_Records_

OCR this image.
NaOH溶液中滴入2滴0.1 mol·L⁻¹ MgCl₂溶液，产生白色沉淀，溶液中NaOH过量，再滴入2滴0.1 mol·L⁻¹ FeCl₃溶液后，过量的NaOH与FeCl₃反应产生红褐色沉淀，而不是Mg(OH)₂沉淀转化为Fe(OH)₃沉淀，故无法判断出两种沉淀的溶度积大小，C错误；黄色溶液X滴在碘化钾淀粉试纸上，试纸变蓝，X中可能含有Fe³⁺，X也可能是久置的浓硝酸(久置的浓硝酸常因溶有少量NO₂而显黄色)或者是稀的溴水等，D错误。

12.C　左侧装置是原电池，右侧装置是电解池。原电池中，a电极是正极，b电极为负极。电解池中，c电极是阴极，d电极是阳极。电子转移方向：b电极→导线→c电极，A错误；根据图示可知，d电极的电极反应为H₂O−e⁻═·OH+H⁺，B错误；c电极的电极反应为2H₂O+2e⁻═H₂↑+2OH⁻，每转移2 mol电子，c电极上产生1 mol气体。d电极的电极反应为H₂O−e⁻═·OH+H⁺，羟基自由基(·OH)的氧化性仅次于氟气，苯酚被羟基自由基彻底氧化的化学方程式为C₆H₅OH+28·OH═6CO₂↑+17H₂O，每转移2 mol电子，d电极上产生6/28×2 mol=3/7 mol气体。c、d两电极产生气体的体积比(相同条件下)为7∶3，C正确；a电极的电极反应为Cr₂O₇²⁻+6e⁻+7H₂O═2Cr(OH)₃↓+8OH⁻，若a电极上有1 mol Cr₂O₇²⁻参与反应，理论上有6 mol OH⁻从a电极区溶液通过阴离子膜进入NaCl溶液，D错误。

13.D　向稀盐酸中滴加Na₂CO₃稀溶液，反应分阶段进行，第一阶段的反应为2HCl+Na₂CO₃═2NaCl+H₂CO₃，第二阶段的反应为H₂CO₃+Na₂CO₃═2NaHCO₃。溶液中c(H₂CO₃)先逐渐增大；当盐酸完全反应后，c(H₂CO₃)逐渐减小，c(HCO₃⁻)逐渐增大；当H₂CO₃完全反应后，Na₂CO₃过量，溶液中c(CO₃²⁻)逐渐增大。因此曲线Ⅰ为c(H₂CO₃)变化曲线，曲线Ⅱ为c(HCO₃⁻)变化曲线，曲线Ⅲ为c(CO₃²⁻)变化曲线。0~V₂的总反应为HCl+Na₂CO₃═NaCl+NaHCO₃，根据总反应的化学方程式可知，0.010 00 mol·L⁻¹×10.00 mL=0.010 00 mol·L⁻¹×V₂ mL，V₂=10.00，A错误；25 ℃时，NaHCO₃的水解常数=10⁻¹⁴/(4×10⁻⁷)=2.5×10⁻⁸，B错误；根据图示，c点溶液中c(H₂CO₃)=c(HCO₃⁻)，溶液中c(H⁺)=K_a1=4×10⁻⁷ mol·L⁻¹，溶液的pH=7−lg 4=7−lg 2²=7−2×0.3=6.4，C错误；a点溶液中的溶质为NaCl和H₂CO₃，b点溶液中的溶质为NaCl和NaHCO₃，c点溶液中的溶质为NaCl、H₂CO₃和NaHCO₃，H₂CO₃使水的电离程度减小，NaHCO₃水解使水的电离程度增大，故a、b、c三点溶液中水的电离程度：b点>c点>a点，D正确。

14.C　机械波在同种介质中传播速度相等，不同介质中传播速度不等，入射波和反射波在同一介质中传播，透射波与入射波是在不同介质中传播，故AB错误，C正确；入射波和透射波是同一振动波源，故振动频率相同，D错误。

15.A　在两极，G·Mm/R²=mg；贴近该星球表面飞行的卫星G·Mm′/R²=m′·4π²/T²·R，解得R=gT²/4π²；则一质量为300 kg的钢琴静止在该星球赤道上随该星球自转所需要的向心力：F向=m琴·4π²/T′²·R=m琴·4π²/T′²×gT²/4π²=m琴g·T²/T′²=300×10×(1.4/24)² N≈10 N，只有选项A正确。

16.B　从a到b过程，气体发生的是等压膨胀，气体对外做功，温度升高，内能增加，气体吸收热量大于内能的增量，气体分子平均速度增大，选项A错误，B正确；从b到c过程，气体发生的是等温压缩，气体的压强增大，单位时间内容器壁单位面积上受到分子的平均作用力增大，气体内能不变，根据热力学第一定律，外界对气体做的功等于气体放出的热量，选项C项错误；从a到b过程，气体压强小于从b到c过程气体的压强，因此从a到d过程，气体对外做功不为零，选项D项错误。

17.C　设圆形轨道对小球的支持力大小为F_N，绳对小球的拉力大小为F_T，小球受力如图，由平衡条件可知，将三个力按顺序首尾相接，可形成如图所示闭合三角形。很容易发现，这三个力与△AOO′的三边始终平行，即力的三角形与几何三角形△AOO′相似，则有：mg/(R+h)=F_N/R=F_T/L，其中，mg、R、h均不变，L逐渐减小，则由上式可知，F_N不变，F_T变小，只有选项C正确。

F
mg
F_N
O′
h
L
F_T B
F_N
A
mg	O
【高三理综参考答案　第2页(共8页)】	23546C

_Problem to solve_
Copy out each record from above, exactly.

_Full output_
OCR this image.
NaOH溶液中滴入2滴0.1 mol·L⁻¹ MgCl₂溶液，产生白色沉淀，溶液中NaOH过量，再滴入2滴0.1 mol·L⁻¹ FeCl₃溶液后，过量的NaOH与FeCl₃反应产生红褐色沉淀，而不是Mg(OH)₂沉淀转化为Fe(OH)₃沉淀，故无法判断出两种沉淀的溶度积大小，C错误；黄色溶液X滴在碘化钾淀粉试纸上，试纸变蓝，X中可能含有Fe³⁺，X也可能是久置的浓硝酸(久置的浓硝酸常因溶有少量NO₂而显黄色)或者是稀的溴水等，D错误。

12.C　左侧装置是原电池，右侧装置是电解池。原电池中，a电极是正极，b电极为负极。电解池中，c电极是阴极，d电极是阳极。电子转移方向：b电极→导线→c电极，A错误；根据图示可知，d电极的电极反应为H₂O−e⁻═·OH+H⁺，B错误；c电极的电极反应为2H₂O+2e⁻═H₂↑+2OH⁻，每转移2 mol电子，c电极上产生1 mol气体。d电极的电极反应为H₂O−e⁻═·OH+H⁺，羟基自由基(·OH)的氧化性仅次于氟气，苯酚被羟基自由基彻底氧化的化学方程式为C₆H₅OH+28·OH═6CO₂↑+17H₂O，每转移2 mol电子，d电极上产生6/28×2 mol=3/7 mol气体。c、d两电极产生气体的体积比(相同条件下)为7∶3，C正确；a电极的电极反应为Cr₂O₇²⁻+6e⁻+7H₂O═2Cr(OH)₃↓+8OH⁻，若a电极上有1 mol Cr₂O₇²⁻参与反应，理论上有6 mol OH⁻从a电极区溶液通过阴离子膜进入NaCl溶液，D错误。

13.D　向稀盐酸中滴加Na₂CO₃稀溶液，反应分阶段进行，第一阶段的反应为2HCl+Na₂CO₃═2NaCl+H₂CO₃，第二阶段的反应为H₂CO₃+Na₂CO₃═2NaHCO₃。溶液中c(H₂CO₃)先逐渐增大；当盐酸完全反应后，c(H₂CO₃)逐渐减小，c(HCO₃⁻)逐渐增大；当H₂CO₃完全反应后，Na₂CO₃过量，溶液中c(CO₃²⁻)逐渐增大。因此曲线Ⅰ为c(H₂CO₃)变化曲线，曲线Ⅱ为c(HCO₃⁻)变化曲线，曲线Ⅲ为c(CO₃²⁻)变化曲线。0~V₂的总反应为HCl+Na₂CO₃═NaCl+NaHCO₃，根据总反应的化学方程式可知，0.010 00 mol·L⁻¹×10.00 mL=0.010 00 mol·L⁻¹×V₂ mL，V₂=10.00，A错误；25 ℃时，NaHCO₃的水解常数=10⁻¹⁴/(4×10⁻⁷)=2.5×10⁻⁸，B错误；根据图示，c点溶液中c(H₂CO₃)=c(HCO₃⁻)，溶液中c(H⁺)=K_a1=4×10⁻⁷ mol·L⁻¹，溶液的pH=7−lg 4=7−lg 2²=7−2×0.3=6.4，C错误；a点溶液中的溶质为NaCl和H₂CO₃，b点溶液中的溶质为NaCl和NaHCO₃，c点溶液中的溶质为NaCl、H₂CO₃和NaHCO₃，H₂CO₃使水的电离程度减小，NaHCO₃水解使水的电离程度增大，故a、b、c三点溶液中水的电离程度：b点>c点>a点，D正确。

14.C　机械波在同种介质中传播速度相等，不同介质中传播速度不等，入射波和反射波在同一介质中传播，透射波与入射波是在不同介质中传播，故AB错误，C正确；入射波和透射波是同一振动波源，故振动频率相同，D错误。

15.A　在两极，G·Mm/R²=mg；贴近该星球表面飞行的卫星G·Mm′/R²=m′·4π²/T²·R，解得R=gT²/4π²；则一质量为300 kg的钢琴静止在该星球赤道上随该星球自转所需要的向心力：F向=m琴·4π²/T′²·R=m琴·4π²/T′²×gT²/4π²=m琴g·T²/T′²=300×10×(1.4/24)² N≈10 N，只有选项A正确。

16.B　从a到b过程，气体发生的是等压膨胀，气体对外做功，温度升高，内能增加，气体吸收热量大于内能的增量，气体分子平均速度增大，选项A错误，B正确；从b到c过程，气体发生的是等温压缩，气体的压强增大，单位时间内容器壁单位面积上受到分子的平均作用力增大，气体内能不变，根据热力学第一定律，外界对气体做的功等于气体放出的热量，选项C项错误；从a到b过程，气体压强小于从b到c过程气体的压强，因此从a到d过程，气体对外做功不为零，选项D项错误。

17.C　设圆形轨道对小球的支持力大小为F_N，绳对小球的拉力大小为F_T，小球受力如图，由平衡条件可知，将三个力按顺序首尾相接，可形成如图所示闭合三角形。很容易发现，这三个力与△AOO′的三边始终平行，即力的三角形与几何三角形△AOO′相似，则有：mg/(R+h)=F_N/R=F_T/L，其中，mg、R、h均不变，L逐渐减小，则由上式可知，F_N不变，F_T变小，只有选项C正确。

F
mg
F_N
O′
h
L
F_T B
F_N
A
mg	O
【高三理综参考答案　第2页(共8页)】	23546C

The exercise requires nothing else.